TASK PROMPT - Select all lines in the records that include "document".

Extracted records:
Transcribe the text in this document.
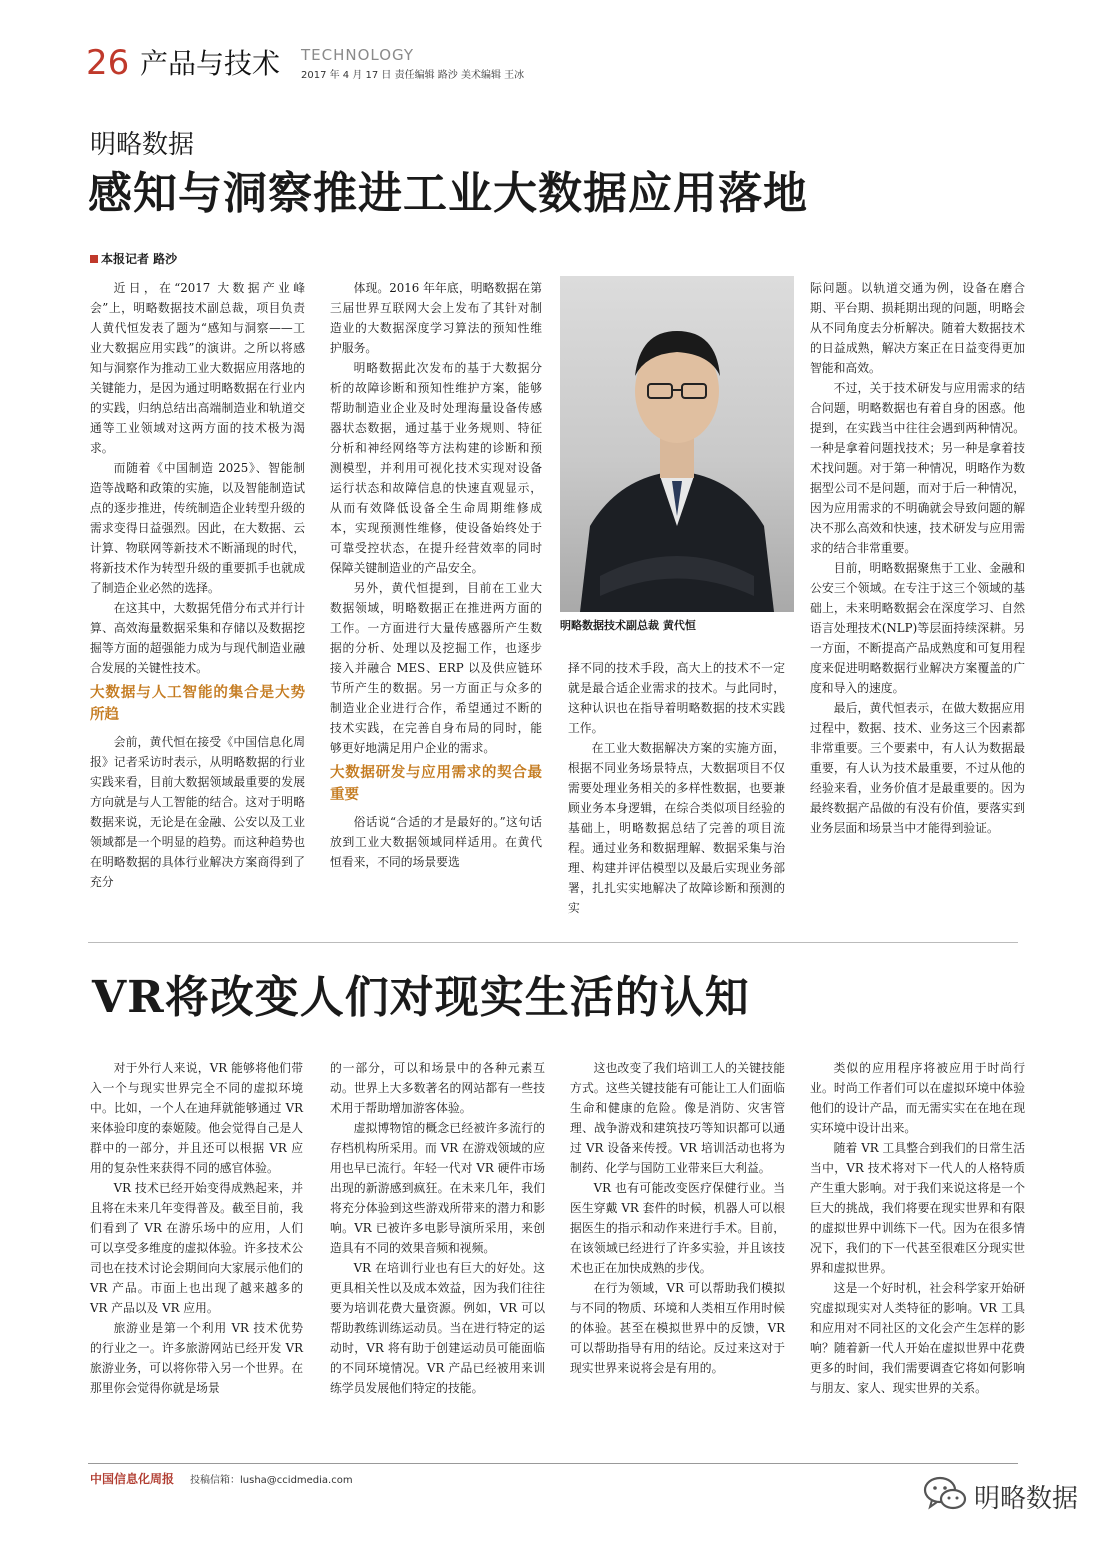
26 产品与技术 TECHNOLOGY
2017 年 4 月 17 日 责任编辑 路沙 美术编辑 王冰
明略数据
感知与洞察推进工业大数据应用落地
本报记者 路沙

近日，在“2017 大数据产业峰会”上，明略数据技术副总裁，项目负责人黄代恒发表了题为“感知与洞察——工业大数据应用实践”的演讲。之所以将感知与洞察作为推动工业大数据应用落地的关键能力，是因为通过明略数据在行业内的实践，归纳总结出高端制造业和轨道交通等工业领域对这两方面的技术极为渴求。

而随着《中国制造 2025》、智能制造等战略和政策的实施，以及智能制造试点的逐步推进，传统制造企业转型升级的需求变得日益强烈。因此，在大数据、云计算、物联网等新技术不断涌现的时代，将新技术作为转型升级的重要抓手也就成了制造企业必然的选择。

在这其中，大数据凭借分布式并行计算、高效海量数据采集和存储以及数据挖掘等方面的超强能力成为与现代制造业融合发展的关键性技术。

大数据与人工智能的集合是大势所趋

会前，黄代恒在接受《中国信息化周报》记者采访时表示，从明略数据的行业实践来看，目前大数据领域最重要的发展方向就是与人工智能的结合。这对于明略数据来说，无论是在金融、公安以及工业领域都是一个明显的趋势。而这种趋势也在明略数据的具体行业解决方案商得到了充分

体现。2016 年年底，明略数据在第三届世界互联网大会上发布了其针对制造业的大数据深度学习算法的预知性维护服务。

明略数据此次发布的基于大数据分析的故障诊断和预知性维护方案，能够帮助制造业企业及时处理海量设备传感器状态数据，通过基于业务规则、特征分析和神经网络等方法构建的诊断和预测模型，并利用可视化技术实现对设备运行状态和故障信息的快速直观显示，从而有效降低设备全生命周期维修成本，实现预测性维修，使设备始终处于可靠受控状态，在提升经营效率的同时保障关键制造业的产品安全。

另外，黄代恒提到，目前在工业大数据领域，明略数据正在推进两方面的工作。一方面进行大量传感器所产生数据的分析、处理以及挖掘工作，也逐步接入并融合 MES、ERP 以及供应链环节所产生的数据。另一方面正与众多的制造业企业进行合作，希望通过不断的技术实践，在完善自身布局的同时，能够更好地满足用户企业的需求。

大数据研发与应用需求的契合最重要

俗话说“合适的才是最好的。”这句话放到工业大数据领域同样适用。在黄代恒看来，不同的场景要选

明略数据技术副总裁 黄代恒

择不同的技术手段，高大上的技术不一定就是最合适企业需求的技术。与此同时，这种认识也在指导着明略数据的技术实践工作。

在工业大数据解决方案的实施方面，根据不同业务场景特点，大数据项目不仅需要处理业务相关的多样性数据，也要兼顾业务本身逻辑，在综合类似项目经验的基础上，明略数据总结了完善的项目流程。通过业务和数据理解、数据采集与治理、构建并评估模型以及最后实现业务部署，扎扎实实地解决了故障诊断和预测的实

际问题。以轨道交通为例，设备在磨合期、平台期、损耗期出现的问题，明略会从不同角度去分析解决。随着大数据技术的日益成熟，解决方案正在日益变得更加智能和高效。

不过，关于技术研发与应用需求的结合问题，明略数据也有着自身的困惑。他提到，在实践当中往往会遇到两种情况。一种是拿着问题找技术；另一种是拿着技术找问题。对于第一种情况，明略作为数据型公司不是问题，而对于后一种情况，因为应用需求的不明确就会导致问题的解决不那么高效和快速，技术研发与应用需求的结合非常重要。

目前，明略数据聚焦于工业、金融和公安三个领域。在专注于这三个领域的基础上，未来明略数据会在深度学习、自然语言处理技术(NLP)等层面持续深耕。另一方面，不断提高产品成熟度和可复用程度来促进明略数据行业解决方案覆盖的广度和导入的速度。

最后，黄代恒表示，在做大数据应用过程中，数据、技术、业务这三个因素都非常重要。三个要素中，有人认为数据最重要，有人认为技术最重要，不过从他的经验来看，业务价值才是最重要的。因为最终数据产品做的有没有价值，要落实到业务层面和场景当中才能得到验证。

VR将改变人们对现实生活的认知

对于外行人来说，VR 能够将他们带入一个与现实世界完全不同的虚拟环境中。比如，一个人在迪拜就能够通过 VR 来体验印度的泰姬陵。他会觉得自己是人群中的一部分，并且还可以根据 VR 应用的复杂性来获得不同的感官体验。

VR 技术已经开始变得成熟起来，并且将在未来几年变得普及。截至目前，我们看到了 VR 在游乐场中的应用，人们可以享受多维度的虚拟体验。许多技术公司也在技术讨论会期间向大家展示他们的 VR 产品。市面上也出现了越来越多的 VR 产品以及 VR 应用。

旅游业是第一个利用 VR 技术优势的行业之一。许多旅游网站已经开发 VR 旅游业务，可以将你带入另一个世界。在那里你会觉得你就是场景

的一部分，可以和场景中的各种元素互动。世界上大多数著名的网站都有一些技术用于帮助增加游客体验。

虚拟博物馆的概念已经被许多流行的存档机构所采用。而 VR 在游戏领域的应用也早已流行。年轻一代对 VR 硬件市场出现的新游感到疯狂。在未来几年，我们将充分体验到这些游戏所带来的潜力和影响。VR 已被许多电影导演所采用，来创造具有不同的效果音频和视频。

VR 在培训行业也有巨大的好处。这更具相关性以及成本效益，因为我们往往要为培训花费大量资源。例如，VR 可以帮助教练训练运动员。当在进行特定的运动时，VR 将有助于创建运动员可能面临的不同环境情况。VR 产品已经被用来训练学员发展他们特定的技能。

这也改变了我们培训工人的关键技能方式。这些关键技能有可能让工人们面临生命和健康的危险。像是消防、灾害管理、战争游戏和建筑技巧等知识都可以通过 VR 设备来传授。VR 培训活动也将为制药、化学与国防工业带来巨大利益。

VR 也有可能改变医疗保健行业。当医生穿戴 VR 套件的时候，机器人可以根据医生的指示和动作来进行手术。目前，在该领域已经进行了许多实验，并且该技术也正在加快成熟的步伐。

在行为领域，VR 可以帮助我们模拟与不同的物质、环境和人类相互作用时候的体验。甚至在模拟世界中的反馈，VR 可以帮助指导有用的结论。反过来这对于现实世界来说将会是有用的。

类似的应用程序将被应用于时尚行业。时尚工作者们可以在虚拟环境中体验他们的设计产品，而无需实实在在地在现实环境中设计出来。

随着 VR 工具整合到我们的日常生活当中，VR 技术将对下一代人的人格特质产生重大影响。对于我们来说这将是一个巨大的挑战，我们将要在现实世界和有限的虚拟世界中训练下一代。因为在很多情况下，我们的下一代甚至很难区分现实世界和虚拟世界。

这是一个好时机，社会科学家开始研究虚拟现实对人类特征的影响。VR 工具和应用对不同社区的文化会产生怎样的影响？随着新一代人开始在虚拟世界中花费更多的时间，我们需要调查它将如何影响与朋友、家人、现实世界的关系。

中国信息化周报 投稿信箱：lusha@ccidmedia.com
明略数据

...

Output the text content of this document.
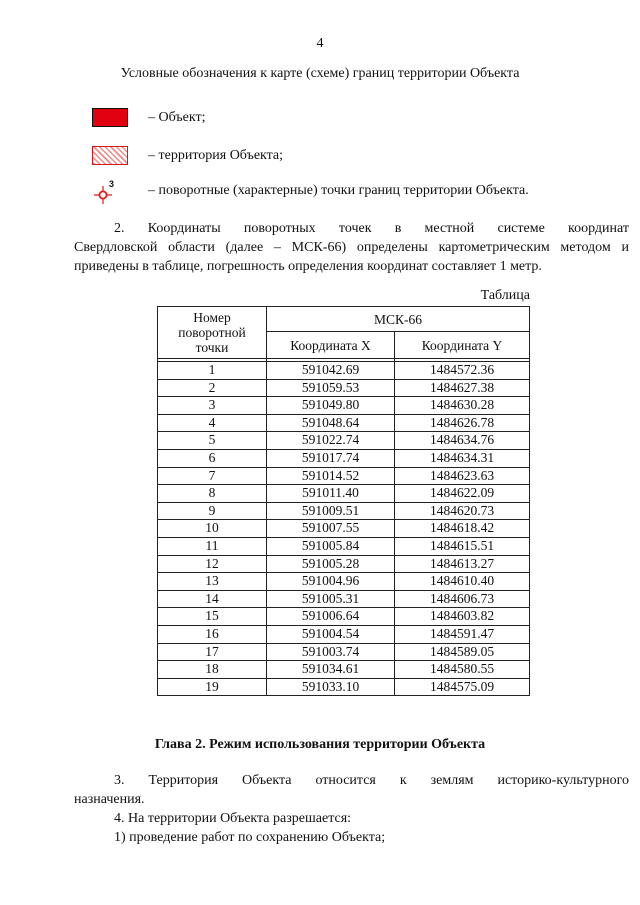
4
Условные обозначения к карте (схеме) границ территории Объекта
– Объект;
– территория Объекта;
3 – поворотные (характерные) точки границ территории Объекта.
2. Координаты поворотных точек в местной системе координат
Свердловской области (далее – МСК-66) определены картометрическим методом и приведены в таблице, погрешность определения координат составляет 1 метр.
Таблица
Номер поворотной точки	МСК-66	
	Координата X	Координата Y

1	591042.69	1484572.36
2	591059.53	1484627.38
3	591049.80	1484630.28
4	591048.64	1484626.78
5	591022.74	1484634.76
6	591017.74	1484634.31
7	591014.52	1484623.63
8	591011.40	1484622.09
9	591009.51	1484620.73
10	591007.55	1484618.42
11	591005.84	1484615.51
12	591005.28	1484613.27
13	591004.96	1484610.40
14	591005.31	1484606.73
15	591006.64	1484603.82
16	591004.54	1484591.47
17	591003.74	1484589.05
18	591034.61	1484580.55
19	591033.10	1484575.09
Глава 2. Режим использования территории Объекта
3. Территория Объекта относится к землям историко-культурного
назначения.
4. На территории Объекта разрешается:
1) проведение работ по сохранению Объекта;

EXERCISE ANSWER -
Transcribe the text in this document.
Output the text content of this document.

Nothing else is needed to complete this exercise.